| PROBLEM TO WORK ON |
Give the listing again exactly, omitting its images.

| DATASET RECORDS |
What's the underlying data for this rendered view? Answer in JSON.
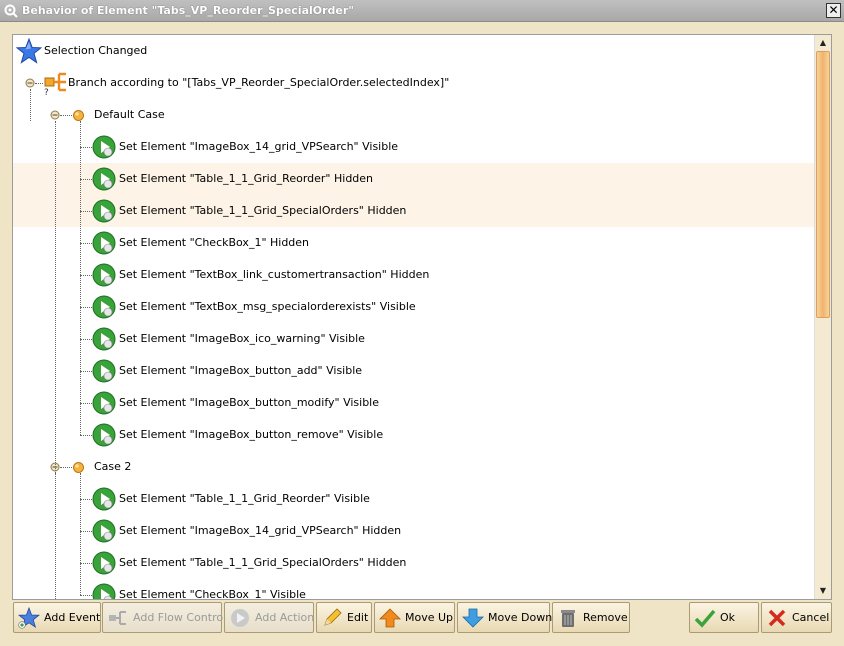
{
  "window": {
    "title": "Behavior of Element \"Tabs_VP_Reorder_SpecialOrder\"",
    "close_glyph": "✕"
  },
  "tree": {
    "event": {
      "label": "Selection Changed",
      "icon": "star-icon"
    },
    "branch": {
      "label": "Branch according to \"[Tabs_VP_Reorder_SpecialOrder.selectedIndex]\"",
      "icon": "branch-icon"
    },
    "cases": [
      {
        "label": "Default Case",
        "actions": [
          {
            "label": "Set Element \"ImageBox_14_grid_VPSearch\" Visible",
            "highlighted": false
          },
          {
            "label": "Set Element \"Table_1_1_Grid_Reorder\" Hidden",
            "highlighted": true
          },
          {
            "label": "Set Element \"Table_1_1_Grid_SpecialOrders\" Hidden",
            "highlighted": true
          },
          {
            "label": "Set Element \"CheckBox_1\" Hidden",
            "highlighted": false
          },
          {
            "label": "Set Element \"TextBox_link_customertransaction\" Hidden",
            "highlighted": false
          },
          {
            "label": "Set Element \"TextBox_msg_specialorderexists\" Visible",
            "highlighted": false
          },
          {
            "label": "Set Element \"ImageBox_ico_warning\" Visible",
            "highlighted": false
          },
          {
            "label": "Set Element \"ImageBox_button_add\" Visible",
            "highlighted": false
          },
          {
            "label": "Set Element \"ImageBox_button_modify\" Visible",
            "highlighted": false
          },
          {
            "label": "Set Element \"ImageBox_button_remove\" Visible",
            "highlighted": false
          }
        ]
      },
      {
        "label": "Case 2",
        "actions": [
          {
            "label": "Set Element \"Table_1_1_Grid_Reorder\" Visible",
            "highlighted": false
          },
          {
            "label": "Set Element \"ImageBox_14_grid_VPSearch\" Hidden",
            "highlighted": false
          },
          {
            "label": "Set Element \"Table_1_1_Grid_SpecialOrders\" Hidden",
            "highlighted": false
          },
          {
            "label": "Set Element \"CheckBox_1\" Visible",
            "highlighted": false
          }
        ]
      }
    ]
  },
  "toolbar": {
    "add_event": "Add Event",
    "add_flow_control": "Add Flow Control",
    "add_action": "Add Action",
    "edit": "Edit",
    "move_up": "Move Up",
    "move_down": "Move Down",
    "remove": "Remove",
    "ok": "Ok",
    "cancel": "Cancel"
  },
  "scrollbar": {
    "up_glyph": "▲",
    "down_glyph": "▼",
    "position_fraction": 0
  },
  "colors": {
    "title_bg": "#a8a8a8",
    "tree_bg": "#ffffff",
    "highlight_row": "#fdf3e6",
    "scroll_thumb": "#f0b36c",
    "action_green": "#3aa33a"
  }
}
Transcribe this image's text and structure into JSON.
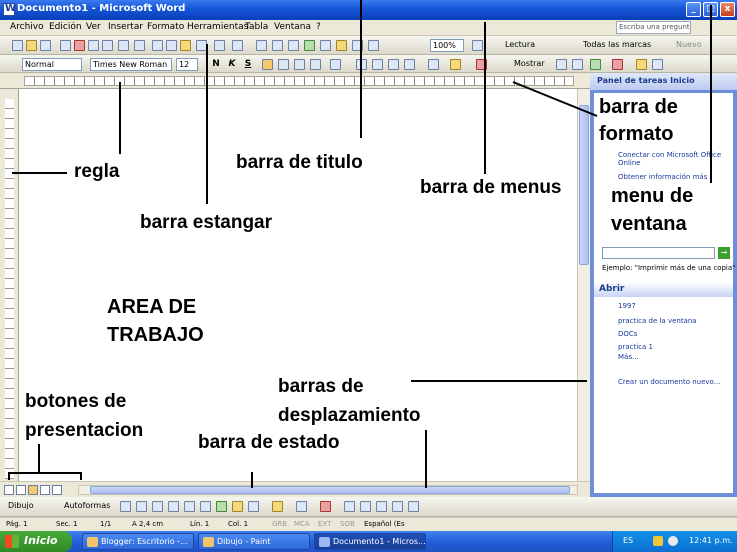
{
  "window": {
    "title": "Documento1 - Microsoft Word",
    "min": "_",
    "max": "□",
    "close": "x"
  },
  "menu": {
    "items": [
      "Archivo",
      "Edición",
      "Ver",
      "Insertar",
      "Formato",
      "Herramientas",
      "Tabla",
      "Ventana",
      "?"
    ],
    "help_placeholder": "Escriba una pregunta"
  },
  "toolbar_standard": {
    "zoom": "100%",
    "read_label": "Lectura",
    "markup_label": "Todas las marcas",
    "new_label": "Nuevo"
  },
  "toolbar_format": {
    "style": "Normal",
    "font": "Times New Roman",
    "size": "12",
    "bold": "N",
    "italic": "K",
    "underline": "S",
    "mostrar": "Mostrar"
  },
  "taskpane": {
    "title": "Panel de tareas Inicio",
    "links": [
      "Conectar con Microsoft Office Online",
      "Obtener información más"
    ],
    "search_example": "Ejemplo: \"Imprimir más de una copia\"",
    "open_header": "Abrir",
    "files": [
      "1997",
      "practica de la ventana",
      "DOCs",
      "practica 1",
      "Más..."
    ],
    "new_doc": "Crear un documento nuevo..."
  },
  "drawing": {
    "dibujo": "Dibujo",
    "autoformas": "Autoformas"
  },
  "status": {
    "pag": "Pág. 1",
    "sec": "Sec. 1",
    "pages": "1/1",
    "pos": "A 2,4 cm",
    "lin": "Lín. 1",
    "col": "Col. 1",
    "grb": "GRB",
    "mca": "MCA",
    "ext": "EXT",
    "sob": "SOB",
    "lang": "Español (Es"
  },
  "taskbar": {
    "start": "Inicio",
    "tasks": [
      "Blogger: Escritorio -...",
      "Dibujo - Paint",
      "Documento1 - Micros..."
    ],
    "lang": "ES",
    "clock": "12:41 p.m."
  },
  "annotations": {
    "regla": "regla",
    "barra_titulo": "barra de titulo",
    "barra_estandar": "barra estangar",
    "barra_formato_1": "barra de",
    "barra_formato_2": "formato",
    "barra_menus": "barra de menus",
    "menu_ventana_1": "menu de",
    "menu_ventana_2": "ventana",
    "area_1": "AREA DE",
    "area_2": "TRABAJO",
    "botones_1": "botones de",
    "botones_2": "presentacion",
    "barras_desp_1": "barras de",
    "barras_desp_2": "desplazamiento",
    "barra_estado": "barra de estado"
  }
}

| RESULT |
What's the underlying data for this rendered view? Answer in JSON.
{
  "window": {
    "title": "Behavior of Element \"Tabs_VP_Reorder_SpecialOrder\"",
    "close_glyph": "✕"
  },
  "tree": {
    "event": {
      "label": "Selection Changed",
      "icon": "star-icon"
    },
    "branch": {
      "label": "Branch according to \"[Tabs_VP_Reorder_SpecialOrder.selectedIndex]\"",
      "icon": "branch-icon"
    },
    "cases": [
      {
        "label": "Default Case",
        "actions": [
          {
            "label": "Set Element \"ImageBox_14_grid_VPSearch\" Visible",
            "highlighted": false
          },
          {
            "label": "Set Element \"Table_1_1_Grid_Reorder\" Hidden",
            "highlighted": true
          },
          {
            "label": "Set Element \"Table_1_1_Grid_SpecialOrders\" Hidden",
            "highlighted": true
          },
          {
            "label": "Set Element \"CheckBox_1\" Hidden",
            "highlighted": false
          },
          {
            "label": "Set Element \"TextBox_link_customertransaction\" Hidden",
            "highlighted": false
          },
          {
            "label": "Set Element \"TextBox_msg_specialorderexists\" Visible",
            "highlighted": false
          },
          {
            "label": "Set Element \"ImageBox_ico_warning\" Visible",
            "highlighted": false
          },
          {
            "label": "Set Element \"ImageBox_button_add\" Visible",
            "highlighted": false
          },
          {
            "label": "Set Element \"ImageBox_button_modify\" Visible",
            "highlighted": false
          },
          {
            "label": "Set Element \"ImageBox_button_remove\" Visible",
            "highlighted": false
          }
        ]
      },
      {
        "label": "Case 2",
        "actions": [
          {
            "label": "Set Element \"Table_1_1_Grid_Reorder\" Visible",
            "highlighted": false
          },
          {
            "label": "Set Element \"ImageBox_14_grid_VPSearch\" Hidden",
            "highlighted": false
          },
          {
            "label": "Set Element \"Table_1_1_Grid_SpecialOrders\" Hidden",
            "highlighted": false
          },
          {
            "label": "Set Element \"CheckBox_1\" Visible",
            "highlighted": false
          }
        ]
      }
    ]
  },
  "toolbar": {
    "add_event": "Add Event",
    "add_flow_control": "Add Flow Control",
    "add_action": "Add Action",
    "edit": "Edit",
    "move_up": "Move Up",
    "move_down": "Move Down",
    "remove": "Remove",
    "ok": "Ok",
    "cancel": "Cancel"
  },
  "scrollbar": {
    "up_glyph": "▲",
    "down_glyph": "▼",
    "position_fraction": 0
  },
  "colors": {
    "title_bg": "#a8a8a8",
    "tree_bg": "#ffffff",
    "highlight_row": "#fdf3e6",
    "scroll_thumb": "#f0b36c",
    "action_green": "#3aa33a"
  }
}
Transcribe this image's text and structure into JSON.
{
  "window": {
    "title": "Documento1 - Microsoft Word",
    "min": "_",
    "max": "□",
    "close": "x"
  },
  "menu": {
    "items": [
      "Archivo",
      "Edición",
      "Ver",
      "Insertar",
      "Formato",
      "Herramientas",
      "Tabla",
      "Ventana",
      "?"
    ],
    "help_placeholder": "Escriba una pregunta"
  },
  "toolbar_standard": {
    "zoom": "100%",
    "read_label": "Lectura",
    "markup_label": "Todas las marcas",
    "new_label": "Nuevo"
  },
  "toolbar_format": {
    "style": "Normal",
    "font": "Times New Roman",
    "size": "12",
    "bold": "N",
    "italic": "K",
    "underline": "S",
    "mostrar": "Mostrar"
  },
  "taskpane": {
    "title": "Panel de tareas Inicio",
    "links": [
      "Conectar con Microsoft Office Online",
      "Obtener información más"
    ],
    "search_example": "Ejemplo: \"Imprimir más de una copia\"",
    "open_header": "Abrir",
    "files": [
      "1997",
      "practica de la ventana",
      "DOCs",
      "practica 1",
      "Más..."
    ],
    "new_doc": "Crear un documento nuevo..."
  },
  "drawing": {
    "dibujo": "Dibujo",
    "autoformas": "Autoformas"
  },
  "status": {
    "pag": "Pág. 1",
    "sec": "Sec. 1",
    "pages": "1/1",
    "pos": "A 2,4 cm",
    "lin": "Lín. 1",
    "col": "Col. 1",
    "grb": "GRB",
    "mca": "MCA",
    "ext": "EXT",
    "sob": "SOB",
    "lang": "Español (Es"
  },
  "taskbar": {
    "start": "Inicio",
    "tasks": [
      "Blogger: Escritorio -...",
      "Dibujo - Paint",
      "Documento1 - Micros..."
    ],
    "lang": "ES",
    "clock": "12:41 p.m."
  },
  "annotations": {
    "regla": "regla",
    "barra_titulo": "barra de titulo",
    "barra_estandar": "barra estangar",
    "barra_formato_1": "barra de",
    "barra_formato_2": "formato",
    "barra_menus": "barra de menus",
    "menu_ventana_1": "menu de",
    "menu_ventana_2": "ventana",
    "area_1": "AREA DE",
    "area_2": "TRABAJO",
    "botones_1": "botones de",
    "botones_2": "presentacion",
    "barras_desp_1": "barras de",
    "barras_desp_2": "desplazamiento",
    "barra_estado": "barra de estado"
  }
}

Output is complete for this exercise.